Provided information:
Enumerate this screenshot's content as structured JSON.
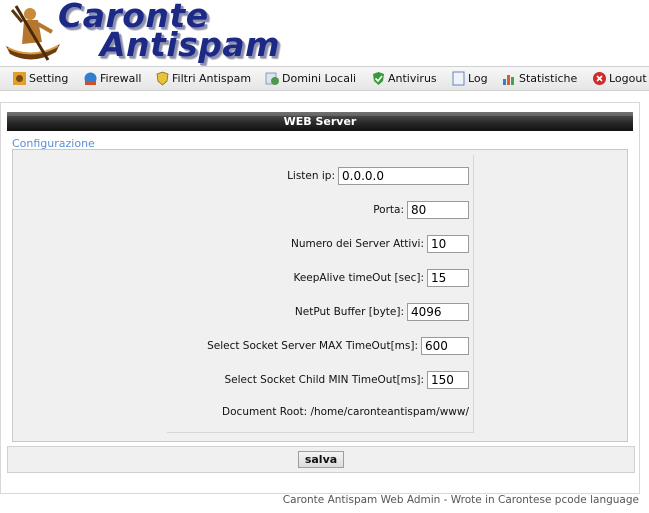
{
  "logo": {
    "line1": "Caronte",
    "line2": "Antispam"
  },
  "menu": [
    {
      "label": "Setting",
      "icon": "settings-icon"
    },
    {
      "label": "Firewall",
      "icon": "firewall-icon"
    },
    {
      "label": "Filtri Antispam",
      "icon": "shield-icon"
    },
    {
      "label": "Domini Locali",
      "icon": "globe-icon"
    },
    {
      "label": "Antivirus",
      "icon": "antivirus-icon"
    },
    {
      "label": "Log",
      "icon": "document-icon"
    },
    {
      "label": "Statistiche",
      "icon": "chart-icon"
    },
    {
      "label": "Logout",
      "icon": "logout-icon"
    }
  ],
  "section_title": "WEB Server",
  "config_link": "Configurazione",
  "form": {
    "listen_ip": {
      "label": "Listen ip:",
      "value": "0.0.0.0"
    },
    "porta": {
      "label": "Porta:",
      "value": "80"
    },
    "numero_server": {
      "label": "Numero dei Server Attivi:",
      "value": "10"
    },
    "keepalive": {
      "label": "KeepAlive timeOut [sec]:",
      "value": "15"
    },
    "netput": {
      "label": "NetPut Buffer [byte]:",
      "value": "4096"
    },
    "select_server": {
      "label": "Select Socket Server MAX TimeOut[ms]:",
      "value": "600"
    },
    "select_child": {
      "label": "Select Socket Child MIN TimeOut[ms]:",
      "value": "150"
    },
    "document_root": "Document Root: /home/caronteantispam/www/"
  },
  "save_label": "salva",
  "footer": "Caronte Antispam Web Admin - Wrote in Carontese pcode language",
  "colors": {
    "logo": "#1c2a86",
    "header_bar": "#222222",
    "link": "#5b8fd6",
    "panel": "#f0f0f0"
  }
}
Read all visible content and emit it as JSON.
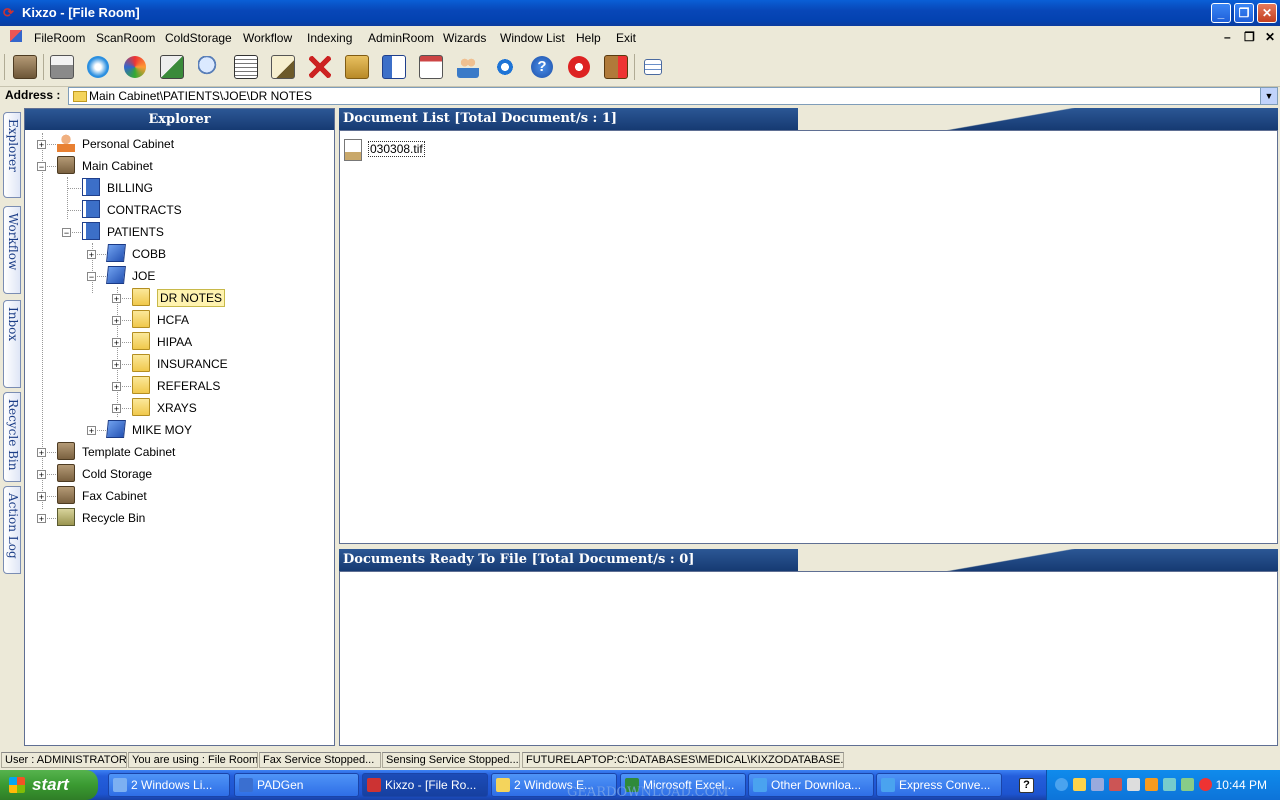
{
  "window": {
    "title": "Kixzo - [File Room]"
  },
  "menu": [
    "FileRoom",
    "ScanRoom",
    "ColdStorage",
    "Workflow",
    "Indexing",
    "AdminRoom",
    "Wizards",
    "Window List",
    "Help",
    "Exit"
  ],
  "address": {
    "label": "Address :",
    "value": "Main Cabinet\\PATIENTS\\JOE\\DR NOTES"
  },
  "side_tabs": [
    "Explorer",
    "Workflow",
    "Inbox",
    "Recycle Bin",
    "Action Log"
  ],
  "explorer": {
    "title": "Explorer",
    "nodes": [
      {
        "label": "Personal Cabinet",
        "icon": "person-icon"
      },
      {
        "label": "Main Cabinet",
        "icon": "cabinet-icon"
      },
      {
        "label": "BILLING",
        "icon": "drawer-icon"
      },
      {
        "label": "CONTRACTS",
        "icon": "drawer-icon"
      },
      {
        "label": "PATIENTS",
        "icon": "drawer-icon"
      },
      {
        "label": "COBB",
        "icon": "book-icon"
      },
      {
        "label": "JOE",
        "icon": "book-icon"
      },
      {
        "label": "DR NOTES",
        "icon": "folder-icon"
      },
      {
        "label": "HCFA",
        "icon": "folder-icon"
      },
      {
        "label": "HIPAA",
        "icon": "folder-icon"
      },
      {
        "label": "INSURANCE",
        "icon": "folder-icon"
      },
      {
        "label": "REFERALS",
        "icon": "folder-icon"
      },
      {
        "label": "XRAYS",
        "icon": "folder-icon"
      },
      {
        "label": "MIKE MOY",
        "icon": "book-icon"
      },
      {
        "label": "Template Cabinet",
        "icon": "cabinet-icon"
      },
      {
        "label": "Cold Storage",
        "icon": "cabinet-icon"
      },
      {
        "label": "Fax Cabinet",
        "icon": "cabinet-icon"
      },
      {
        "label": "Recycle Bin",
        "icon": "recycle-bin-icon"
      }
    ]
  },
  "document_list": {
    "title": "Document List  [Total Document/s : 1]",
    "files": [
      {
        "name": "030308.tif",
        "icon": "tif-file-icon"
      }
    ]
  },
  "ready_to_file": {
    "title": "Documents Ready To File  [Total Document/s : 0]"
  },
  "status": [
    "User : ADMINISTRATOR",
    "You are using : File Room",
    "Fax Service Stopped...",
    "Sensing Service Stopped...",
    "FUTURELAPTOP:C:\\DATABASES\\MEDICAL\\KIXZODATABASE.FDB"
  ],
  "taskbar": {
    "start": "start",
    "buttons": [
      {
        "label": "2 Windows Li...",
        "color": "#7cb0f2"
      },
      {
        "label": "PADGen",
        "color": "#3a6fd0"
      },
      {
        "label": "Kixzo - [File Ro...",
        "color": "#c33"
      },
      {
        "label": "2 Windows E...",
        "color": "#f4d45c"
      },
      {
        "label": "Microsoft Excel...",
        "color": "#2f8a3a"
      },
      {
        "label": "Other Downloa...",
        "color": "#4aa3ef"
      },
      {
        "label": "Express Conve...",
        "color": "#4aa3ef"
      }
    ],
    "time": "10:44 PM"
  },
  "watermark": "GEARDOWNLOAD.COM"
}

Activity:
Repeat the data above exactly; images are not part of the copy.

Answer:
Enumerate this screenshot's content as structured JSON.
{
  "logo": {
    "line1": "Caronte",
    "line2": "Antispam"
  },
  "menu": [
    {
      "label": "Setting",
      "icon": "settings-icon"
    },
    {
      "label": "Firewall",
      "icon": "firewall-icon"
    },
    {
      "label": "Filtri Antispam",
      "icon": "shield-icon"
    },
    {
      "label": "Domini Locali",
      "icon": "globe-icon"
    },
    {
      "label": "Antivirus",
      "icon": "antivirus-icon"
    },
    {
      "label": "Log",
      "icon": "document-icon"
    },
    {
      "label": "Statistiche",
      "icon": "chart-icon"
    },
    {
      "label": "Logout",
      "icon": "logout-icon"
    }
  ],
  "section_title": "WEB Server",
  "config_link": "Configurazione",
  "form": {
    "listen_ip": {
      "label": "Listen ip:",
      "value": "0.0.0.0"
    },
    "porta": {
      "label": "Porta:",
      "value": "80"
    },
    "numero_server": {
      "label": "Numero dei Server Attivi:",
      "value": "10"
    },
    "keepalive": {
      "label": "KeepAlive timeOut [sec]:",
      "value": "15"
    },
    "netput": {
      "label": "NetPut Buffer [byte]:",
      "value": "4096"
    },
    "select_server": {
      "label": "Select Socket Server MAX TimeOut[ms]:",
      "value": "600"
    },
    "select_child": {
      "label": "Select Socket Child MIN TimeOut[ms]:",
      "value": "150"
    },
    "document_root": "Document Root: /home/caronteantispam/www/"
  },
  "save_label": "salva",
  "footer": "Caronte Antispam Web Admin - Wrote in Carontese pcode language",
  "colors": {
    "logo": "#1c2a86",
    "header_bar": "#222222",
    "link": "#5b8fd6",
    "panel": "#f0f0f0"
  }
}
Read all visible content and emit it as JSON.
{
  "window": {
    "title": "Kixzo - [File Room]"
  },
  "menu": [
    "FileRoom",
    "ScanRoom",
    "ColdStorage",
    "Workflow",
    "Indexing",
    "AdminRoom",
    "Wizards",
    "Window List",
    "Help",
    "Exit"
  ],
  "address": {
    "label": "Address :",
    "value": "Main Cabinet\\PATIENTS\\JOE\\DR NOTES"
  },
  "side_tabs": [
    "Explorer",
    "Workflow",
    "Inbox",
    "Recycle Bin",
    "Action Log"
  ],
  "explorer": {
    "title": "Explorer",
    "nodes": [
      {
        "label": "Personal Cabinet",
        "icon": "person-icon"
      },
      {
        "label": "Main Cabinet",
        "icon": "cabinet-icon"
      },
      {
        "label": "BILLING",
        "icon": "drawer-icon"
      },
      {
        "label": "CONTRACTS",
        "icon": "drawer-icon"
      },
      {
        "label": "PATIENTS",
        "icon": "drawer-icon"
      },
      {
        "label": "COBB",
        "icon": "book-icon"
      },
      {
        "label": "JOE",
        "icon": "book-icon"
      },
      {
        "label": "DR NOTES",
        "icon": "folder-icon"
      },
      {
        "label": "HCFA",
        "icon": "folder-icon"
      },
      {
        "label": "HIPAA",
        "icon": "folder-icon"
      },
      {
        "label": "INSURANCE",
        "icon": "folder-icon"
      },
      {
        "label": "REFERALS",
        "icon": "folder-icon"
      },
      {
        "label": "XRAYS",
        "icon": "folder-icon"
      },
      {
        "label": "MIKE MOY",
        "icon": "book-icon"
      },
      {
        "label": "Template Cabinet",
        "icon": "cabinet-icon"
      },
      {
        "label": "Cold Storage",
        "icon": "cabinet-icon"
      },
      {
        "label": "Fax Cabinet",
        "icon": "cabinet-icon"
      },
      {
        "label": "Recycle Bin",
        "icon": "recycle-bin-icon"
      }
    ]
  },
  "document_list": {
    "title": "Document List  [Total Document/s : 1]",
    "files": [
      {
        "name": "030308.tif",
        "icon": "tif-file-icon"
      }
    ]
  },
  "ready_to_file": {
    "title": "Documents Ready To File  [Total Document/s : 0]"
  },
  "status": [
    "User : ADMINISTRATOR",
    "You are using : File Room",
    "Fax Service Stopped...",
    "Sensing Service Stopped...",
    "FUTURELAPTOP:C:\\DATABASES\\MEDICAL\\KIXZODATABASE.FDB"
  ],
  "taskbar": {
    "start": "start",
    "buttons": [
      {
        "label": "2 Windows Li...",
        "color": "#7cb0f2"
      },
      {
        "label": "PADGen",
        "color": "#3a6fd0"
      },
      {
        "label": "Kixzo - [File Ro...",
        "color": "#c33"
      },
      {
        "label": "2 Windows E...",
        "color": "#f4d45c"
      },
      {
        "label": "Microsoft Excel...",
        "color": "#2f8a3a"
      },
      {
        "label": "Other Downloa...",
        "color": "#4aa3ef"
      },
      {
        "label": "Express Conve...",
        "color": "#4aa3ef"
      }
    ],
    "time": "10:44 PM"
  },
  "watermark": "GEARDOWNLOAD.COM"
}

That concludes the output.